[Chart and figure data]
────────
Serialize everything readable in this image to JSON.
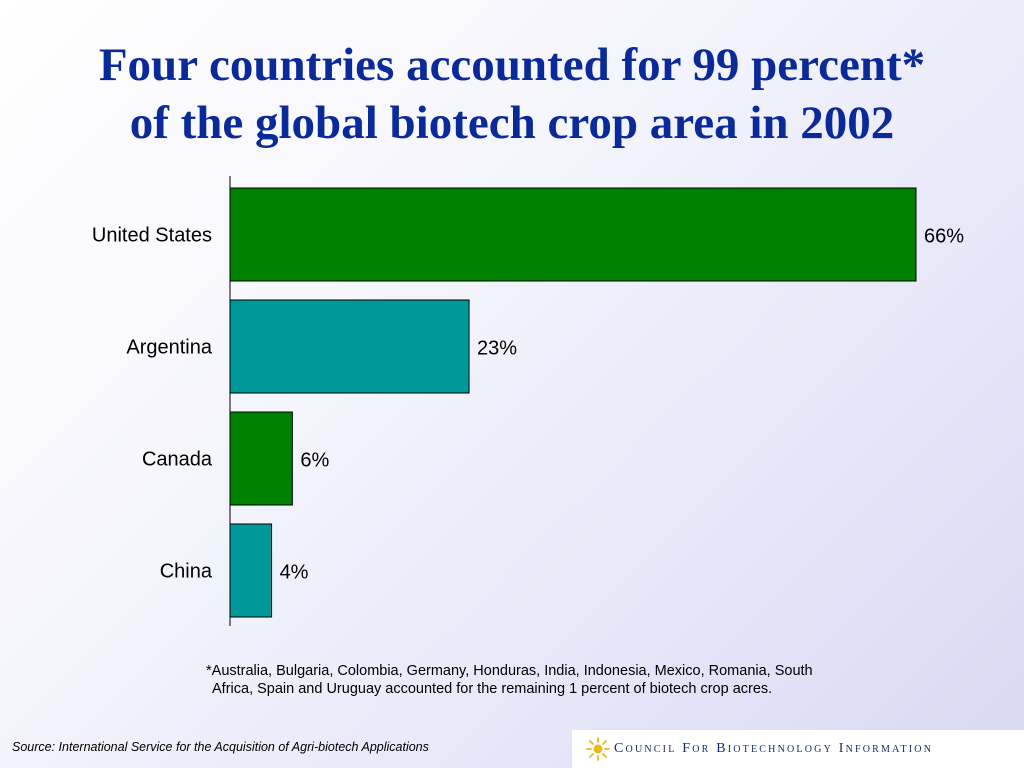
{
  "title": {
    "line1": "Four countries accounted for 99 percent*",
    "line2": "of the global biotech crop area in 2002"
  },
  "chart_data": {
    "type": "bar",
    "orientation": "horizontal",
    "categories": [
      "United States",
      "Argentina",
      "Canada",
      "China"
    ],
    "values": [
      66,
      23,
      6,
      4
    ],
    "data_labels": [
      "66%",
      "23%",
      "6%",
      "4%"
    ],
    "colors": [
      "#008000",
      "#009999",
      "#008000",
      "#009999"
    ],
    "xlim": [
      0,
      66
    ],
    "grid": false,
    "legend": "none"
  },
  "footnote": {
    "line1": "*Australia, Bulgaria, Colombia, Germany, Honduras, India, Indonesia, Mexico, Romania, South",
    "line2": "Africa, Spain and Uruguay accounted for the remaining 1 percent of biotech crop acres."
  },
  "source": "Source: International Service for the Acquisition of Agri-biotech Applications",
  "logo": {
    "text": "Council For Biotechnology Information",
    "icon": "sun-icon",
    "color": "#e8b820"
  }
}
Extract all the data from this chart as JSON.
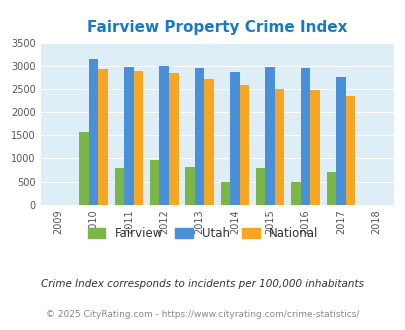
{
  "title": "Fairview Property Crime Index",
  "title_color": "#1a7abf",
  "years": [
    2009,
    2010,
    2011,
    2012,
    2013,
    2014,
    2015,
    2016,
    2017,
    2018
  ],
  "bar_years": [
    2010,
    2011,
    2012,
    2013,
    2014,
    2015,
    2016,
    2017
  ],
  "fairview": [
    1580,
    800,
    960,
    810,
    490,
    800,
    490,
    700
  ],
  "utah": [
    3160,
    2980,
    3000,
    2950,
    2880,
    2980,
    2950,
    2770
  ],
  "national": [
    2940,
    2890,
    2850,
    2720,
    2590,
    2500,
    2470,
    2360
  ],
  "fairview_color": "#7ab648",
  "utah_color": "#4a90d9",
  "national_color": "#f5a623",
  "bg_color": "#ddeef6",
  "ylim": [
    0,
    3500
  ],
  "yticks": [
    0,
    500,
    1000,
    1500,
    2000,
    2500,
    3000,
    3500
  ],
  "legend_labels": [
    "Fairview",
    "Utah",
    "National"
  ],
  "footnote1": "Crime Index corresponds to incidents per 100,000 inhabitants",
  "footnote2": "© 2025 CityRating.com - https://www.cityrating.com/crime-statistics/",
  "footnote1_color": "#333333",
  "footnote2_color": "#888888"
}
────────
## What you should do
Pictures in the records must not appear in the copy; transcribe everything else precisely.

## Task result
Serialize everything readable in this image to JSON.
{
  "title": {
    "line1": "Four countries accounted for 99 percent*",
    "line2": "of the global biotech crop area in 2002"
  },
  "chart_data": {
    "type": "bar",
    "orientation": "horizontal",
    "categories": [
      "United States",
      "Argentina",
      "Canada",
      "China"
    ],
    "values": [
      66,
      23,
      6,
      4
    ],
    "data_labels": [
      "66%",
      "23%",
      "6%",
      "4%"
    ],
    "colors": [
      "#008000",
      "#009999",
      "#008000",
      "#009999"
    ],
    "xlim": [
      0,
      66
    ],
    "grid": false,
    "legend": "none"
  },
  "footnote": {
    "line1": "*Australia, Bulgaria, Colombia, Germany, Honduras, India, Indonesia, Mexico, Romania, South",
    "line2": "Africa, Spain and Uruguay accounted for the remaining 1 percent of biotech crop acres."
  },
  "source": "Source: International Service for the Acquisition of Agri-biotech Applications",
  "logo": {
    "text": "Council For Biotechnology Information",
    "icon": "sun-icon",
    "color": "#e8b820"
  }
}
Extract all the data from this chart as JSON.
{
  "title": "Fairview Property Crime Index",
  "title_color": "#1a7abf",
  "years": [
    2009,
    2010,
    2011,
    2012,
    2013,
    2014,
    2015,
    2016,
    2017,
    2018
  ],
  "bar_years": [
    2010,
    2011,
    2012,
    2013,
    2014,
    2015,
    2016,
    2017
  ],
  "fairview": [
    1580,
    800,
    960,
    810,
    490,
    800,
    490,
    700
  ],
  "utah": [
    3160,
    2980,
    3000,
    2950,
    2880,
    2980,
    2950,
    2770
  ],
  "national": [
    2940,
    2890,
    2850,
    2720,
    2590,
    2500,
    2470,
    2360
  ],
  "fairview_color": "#7ab648",
  "utah_color": "#4a90d9",
  "national_color": "#f5a623",
  "bg_color": "#ddeef6",
  "ylim": [
    0,
    3500
  ],
  "yticks": [
    0,
    500,
    1000,
    1500,
    2000,
    2500,
    3000,
    3500
  ],
  "legend_labels": [
    "Fairview",
    "Utah",
    "National"
  ],
  "footnote1": "Crime Index corresponds to incidents per 100,000 inhabitants",
  "footnote2": "© 2025 CityRating.com - https://www.cityrating.com/crime-statistics/",
  "footnote1_color": "#333333",
  "footnote2_color": "#888888"
}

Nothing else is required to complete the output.